| Problem details |
All of the data below must be repeated exactly.

| Dataset excerpts |
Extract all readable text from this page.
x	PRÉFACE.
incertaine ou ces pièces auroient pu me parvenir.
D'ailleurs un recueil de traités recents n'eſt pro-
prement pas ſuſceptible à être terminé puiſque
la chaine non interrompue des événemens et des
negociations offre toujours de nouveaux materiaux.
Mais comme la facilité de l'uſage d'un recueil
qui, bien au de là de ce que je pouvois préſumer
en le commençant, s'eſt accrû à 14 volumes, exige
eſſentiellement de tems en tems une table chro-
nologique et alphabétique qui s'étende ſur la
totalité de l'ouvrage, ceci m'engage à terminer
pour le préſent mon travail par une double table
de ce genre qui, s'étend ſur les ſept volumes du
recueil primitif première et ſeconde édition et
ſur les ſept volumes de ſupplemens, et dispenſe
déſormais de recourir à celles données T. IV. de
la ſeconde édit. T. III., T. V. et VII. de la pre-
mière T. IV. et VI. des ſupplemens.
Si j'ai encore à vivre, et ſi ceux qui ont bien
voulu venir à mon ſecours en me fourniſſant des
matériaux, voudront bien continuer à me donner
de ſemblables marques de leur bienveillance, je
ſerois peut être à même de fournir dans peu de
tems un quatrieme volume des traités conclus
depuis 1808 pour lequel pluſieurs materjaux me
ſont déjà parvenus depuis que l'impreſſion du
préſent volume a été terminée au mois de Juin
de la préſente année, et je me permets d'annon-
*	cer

| Exercise output |
Extract all readable text from this page.
x	PRÉFACE.
incertaine ou ces pièces auroient pu me parvenir.
D'ailleurs un recueil de traités recents n'eſt pro-
prement pas ſuſceptible à être terminé puiſque
la chaine non interrompue des événemens et des
negociations offre toujours de nouveaux materiaux.
Mais comme la facilité de l'uſage d'un recueil
qui, bien au de là de ce que je pouvois préſumer
en le commençant, s'eſt accrû à 14 volumes, exige
eſſentiellement de tems en tems une table chro-
nologique et alphabétique qui s'étende ſur la
totalité de l'ouvrage, ceci m'engage à terminer
pour le préſent mon travail par une double table
de ce genre qui, s'étend ſur les ſept volumes du
recueil primitif première et ſeconde édition et
ſur les ſept volumes de ſupplemens, et dispenſe
déſormais de recourir à celles données T. IV. de
la ſeconde édit. T. III., T. V. et VII. de la pre-
mière T. IV. et VI. des ſupplemens.
Si j'ai encore à vivre, et ſi ceux qui ont bien
voulu venir à mon ſecours en me fourniſſant des
matériaux, voudront bien continuer à me donner
de ſemblables marques de leur bienveillance, je
ſerois peut être à même de fournir dans peu de
tems un quatrieme volume des traités conclus
depuis 1808 pour lequel pluſieurs materjaux me
ſont déjà parvenus depuis que l'impreſſion du
préſent volume a été terminée au mois de Juin
de la préſente année, et je me permets d'annon-
*	cer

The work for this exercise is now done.